| Problem |
Copy out each line of the listing that has the word "JSON" in it.

| Data for this exercise |

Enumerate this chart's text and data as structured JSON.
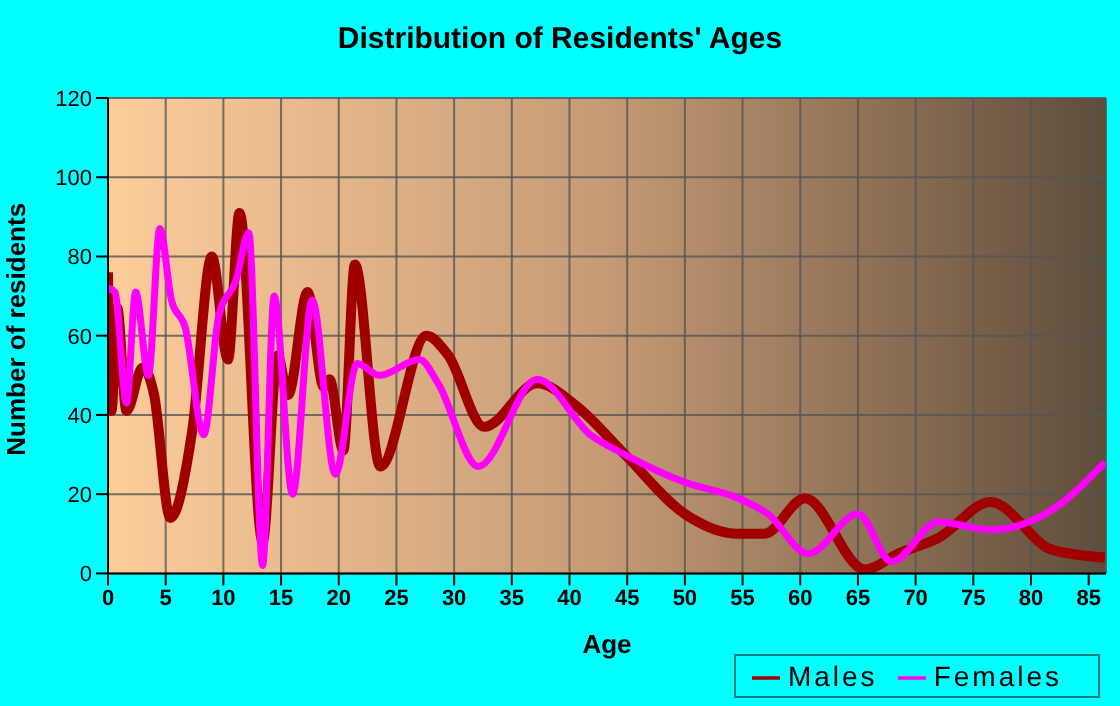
{
  "chart_data": {
    "type": "line",
    "title": "Distribution of Residents' Ages",
    "xlabel": "Age",
    "ylabel": "Number of residents",
    "xlim": [
      0,
      86.5
    ],
    "xticks": [
      0,
      5,
      10,
      15,
      20,
      25,
      30,
      35,
      40,
      45,
      50,
      55,
      60,
      65,
      70,
      75,
      80,
      85
    ],
    "ylim": [
      0,
      120
    ],
    "yticks": [
      0,
      20,
      40,
      60,
      80,
      100,
      120
    ],
    "grid": true,
    "legend": "bottom",
    "marker": "none",
    "line_style": "solid",
    "series": [
      {
        "name": "Males",
        "color": "#a00000",
        "x": [
          0,
          0.3,
          0.8,
          1.6,
          3,
          4,
          5.4,
          7.3,
          9,
          10.4,
          11.4,
          13.4,
          14.7,
          15.6,
          17.3,
          18.7,
          19.2,
          20.4,
          21.4,
          23.6,
          27.6,
          29.5,
          32.6,
          37.2,
          40.7,
          44.8,
          50,
          54.6,
          56.9,
          60.4,
          65.6,
          68.5,
          72,
          76.5,
          81.8,
          86.4
        ],
        "values": [
          76,
          41,
          67,
          41,
          52,
          45,
          14,
          36,
          80,
          54,
          91,
          8,
          55,
          45,
          71,
          47,
          49,
          31,
          78,
          27,
          60,
          55,
          37,
          48,
          42,
          30,
          15,
          10,
          10,
          19,
          1,
          5,
          9,
          18,
          6,
          4
        ]
      },
      {
        "name": "Females",
        "color": "#ff00ff",
        "x": [
          0,
          0.6,
          1.6,
          2.4,
          3.5,
          4.5,
          5.5,
          6.7,
          8.3,
          9.6,
          11.1,
          12.2,
          13.4,
          14.4,
          16,
          17.7,
          19.7,
          21.6,
          23.5,
          27,
          28.6,
          32.1,
          37.2,
          41.8,
          44.8,
          50,
          54.6,
          57.2,
          60.7,
          65,
          67.9,
          72,
          76.5,
          81.8,
          86.4
        ],
        "values": [
          72,
          71,
          43,
          71,
          50,
          87,
          69,
          62,
          35,
          65,
          74,
          86,
          2,
          70,
          20,
          69,
          25,
          53,
          50,
          54,
          48,
          27,
          49,
          35,
          30,
          23,
          19,
          15,
          5,
          15,
          3,
          13,
          11,
          16,
          28
        ]
      }
    ]
  }
}
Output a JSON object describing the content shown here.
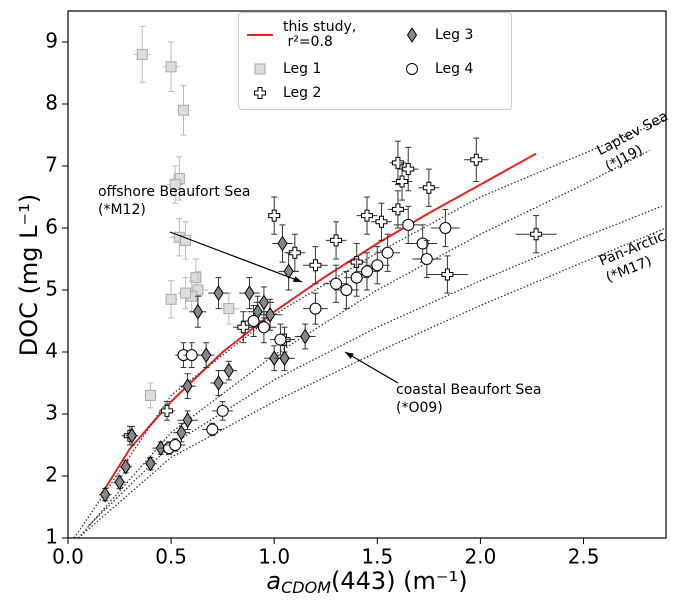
{
  "chart_data": {
    "type": "scatter",
    "ylabel": "DOC (mg L⁻¹)",
    "xlabel": {
      "symbol": "a",
      "subscript": "CDOM",
      "rest": "(443) (m⁻¹)"
    },
    "xlim": [
      0,
      2.9
    ],
    "ylim": [
      1,
      9.5
    ],
    "xticks": [
      {
        "value": 0,
        "label": "0.0"
      },
      0.5,
      {
        "value": 1,
        "label": "1.0"
      },
      1.5,
      {
        "value": 2,
        "label": "2.0"
      },
      2.5
    ],
    "yticks": [
      1,
      2,
      3,
      4,
      5,
      6,
      7,
      8,
      9
    ],
    "grid": false,
    "series": [
      {
        "kind": "line",
        "name": "this study,\n r²=0.8",
        "color": "#e8231f",
        "linestyle": "solid",
        "x": [
          0.18,
          0.3,
          0.5,
          0.75,
          1.0,
          1.25,
          1.5,
          1.75,
          2.0,
          2.27
        ],
        "values": [
          1.8,
          2.44,
          3.2,
          4.0,
          4.65,
          5.22,
          5.75,
          6.24,
          6.7,
          7.2
        ]
      },
      {
        "kind": "line",
        "color": "#333333",
        "linestyle": "dotted",
        "x": [
          0.03,
          0.5,
          1,
          1.5,
          2,
          2.5,
          2.9
        ],
        "values": [
          1.0,
          3.3,
          4.6,
          5.6,
          6.5,
          7.2,
          7.75
        ]
      },
      {
        "kind": "line",
        "color": "#333333",
        "linestyle": "dotted",
        "x": [
          0.05,
          0.5,
          1,
          1.5,
          2,
          2.5,
          2.82
        ],
        "values": [
          1.0,
          2.7,
          3.95,
          5.0,
          5.9,
          6.7,
          7.25
        ]
      },
      {
        "kind": "line",
        "color": "#333333",
        "linestyle": "dotted",
        "x": [
          0.1,
          0.5,
          1,
          1.5,
          2,
          2.5,
          2.88
        ],
        "values": [
          1.2,
          2.5,
          3.55,
          4.4,
          5.15,
          5.85,
          6.35
        ]
      },
      {
        "kind": "line",
        "color": "#333333",
        "linestyle": "dotted",
        "x": [
          0.05,
          0.5,
          1,
          1.5,
          2,
          2.5,
          2.9
        ],
        "values": [
          1.0,
          2.3,
          3.2,
          4.0,
          4.75,
          5.45,
          6.0
        ]
      },
      {
        "kind": "points",
        "name": "Leg 1",
        "marker": "square",
        "color": "#dddddd",
        "edge": "#aaaaaa",
        "errcolor": "#bbbbbb",
        "x": [
          0.36,
          0.5,
          0.56,
          0.54,
          0.52,
          0.54,
          0.57,
          0.62,
          0.63,
          0.5,
          0.6,
          0.4,
          0.78,
          0.57
        ],
        "values": [
          8.8,
          8.6,
          7.9,
          6.8,
          6.7,
          5.85,
          5.8,
          5.2,
          5.0,
          4.85,
          4.9,
          3.3,
          4.7,
          4.95
        ],
        "xerr": [
          0.04,
          0.04,
          0.03,
          0.03,
          0.04,
          0.05,
          0.04,
          0.03,
          0.05,
          0.03,
          0.05,
          0.03,
          0.05,
          0.04
        ],
        "yerr": [
          0.45,
          0.4,
          0.4,
          0.35,
          0.3,
          0.3,
          0.3,
          0.3,
          0.3,
          0.3,
          0.25,
          0.2,
          0.25,
          0.25
        ]
      },
      {
        "kind": "points",
        "name": "Leg 2",
        "marker": "plus",
        "color": "#ffffff",
        "edge": "#000000",
        "errcolor": "#333333",
        "x": [
          0.3,
          0.48,
          1.0,
          1.1,
          1.2,
          1.3,
          1.45,
          1.6,
          1.65,
          1.62,
          1.75,
          1.98,
          2.27,
          1.84,
          1.4,
          1.52,
          1.6,
          1.05,
          0.85
        ],
        "values": [
          2.65,
          3.05,
          6.2,
          5.6,
          5.4,
          5.8,
          6.2,
          7.05,
          6.95,
          6.75,
          6.65,
          7.1,
          5.9,
          5.25,
          5.45,
          6.1,
          6.3,
          4.2,
          4.4
        ],
        "xerr": [
          0.04,
          0.04,
          0.03,
          0.05,
          0.06,
          0.05,
          0.05,
          0.04,
          0.05,
          0.05,
          0.05,
          0.06,
          0.1,
          0.1,
          0.05,
          0.05,
          0.05,
          0.05,
          0.05
        ],
        "yerr": [
          0.15,
          0.15,
          0.3,
          0.3,
          0.3,
          0.3,
          0.3,
          0.35,
          0.35,
          0.3,
          0.3,
          0.35,
          0.3,
          0.3,
          0.3,
          0.3,
          0.3,
          0.2,
          0.25
        ]
      },
      {
        "kind": "points",
        "name": "Leg 3",
        "marker": "diamond",
        "color": "#888888",
        "edge": "#000000",
        "errcolor": "#333333",
        "x": [
          0.18,
          0.25,
          0.28,
          0.31,
          0.4,
          0.45,
          0.55,
          0.58,
          0.58,
          0.63,
          0.67,
          0.73,
          0.73,
          0.78,
          0.88,
          0.92,
          0.95,
          1.0,
          1.05,
          1.04,
          1.07,
          1.15,
          0.98
        ],
        "values": [
          1.7,
          1.9,
          2.15,
          2.65,
          2.2,
          2.45,
          2.7,
          3.45,
          2.9,
          4.65,
          3.95,
          4.95,
          3.5,
          3.7,
          4.95,
          4.65,
          4.8,
          3.9,
          3.9,
          5.75,
          5.3,
          4.25,
          4.6
        ],
        "xerr": [
          0.03,
          0.03,
          0.03,
          0.03,
          0.03,
          0.04,
          0.04,
          0.04,
          0.05,
          0.04,
          0.04,
          0.05,
          0.04,
          0.04,
          0.05,
          0.05,
          0.05,
          0.05,
          0.05,
          0.05,
          0.05,
          0.05,
          0.06
        ],
        "yerr": [
          0.1,
          0.1,
          0.1,
          0.15,
          0.1,
          0.1,
          0.15,
          0.2,
          0.15,
          0.25,
          0.2,
          0.25,
          0.2,
          0.15,
          0.25,
          0.25,
          0.25,
          0.2,
          0.2,
          0.3,
          0.3,
          0.2,
          0.25
        ]
      },
      {
        "kind": "points",
        "name": "Leg 4",
        "marker": "circle",
        "color": "#ffffff",
        "edge": "#000000",
        "errcolor": "#333333",
        "x": [
          0.49,
          0.52,
          0.56,
          0.6,
          0.7,
          0.75,
          0.9,
          0.95,
          1.03,
          1.2,
          1.3,
          1.35,
          1.4,
          1.45,
          1.55,
          1.65,
          1.72,
          1.74,
          1.83,
          1.5
        ],
        "values": [
          2.45,
          2.5,
          3.95,
          3.95,
          2.75,
          3.05,
          4.5,
          4.4,
          4.2,
          4.7,
          5.1,
          5.0,
          5.2,
          5.3,
          5.6,
          6.05,
          5.75,
          5.5,
          6.0,
          5.4
        ],
        "xerr": [
          0.05,
          0.05,
          0.04,
          0.04,
          0.05,
          0.05,
          0.06,
          0.06,
          0.05,
          0.06,
          0.06,
          0.06,
          0.06,
          0.06,
          0.06,
          0.07,
          0.07,
          0.07,
          0.07,
          0.06
        ],
        "yerr": [
          0.1,
          0.1,
          0.2,
          0.2,
          0.1,
          0.15,
          0.25,
          0.25,
          0.25,
          0.25,
          0.3,
          0.3,
          0.3,
          0.3,
          0.3,
          0.3,
          0.3,
          0.3,
          0.3,
          0.3
        ]
      }
    ],
    "annotations": [
      {
        "text": [
          "offshore Beaufort Sea",
          "(*M12)"
        ]
      },
      {
        "text": [
          "coastal Beaufort Sea",
          "(*O09)"
        ]
      },
      {
        "text": [
          "Laptev Sea",
          "(*J19)"
        ]
      },
      {
        "text": [
          "Pan-Arctic",
          "(*M17)"
        ]
      }
    ],
    "legend": "upper center"
  }
}
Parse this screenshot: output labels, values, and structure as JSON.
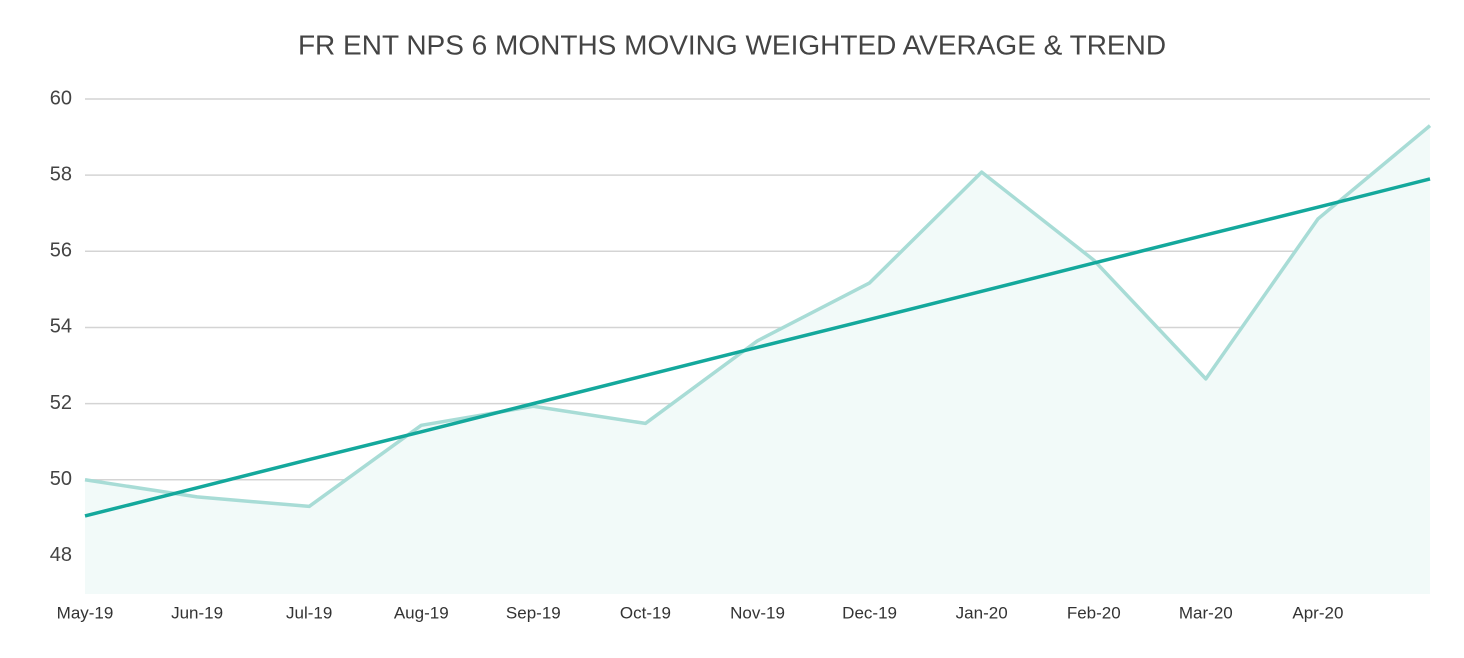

| Answer in full |
Enumerate this chart's text and data as structured JSON.
Output a JSON object describing the content shown here.
Parse this screenshot: output labels, values, and structure as JSON.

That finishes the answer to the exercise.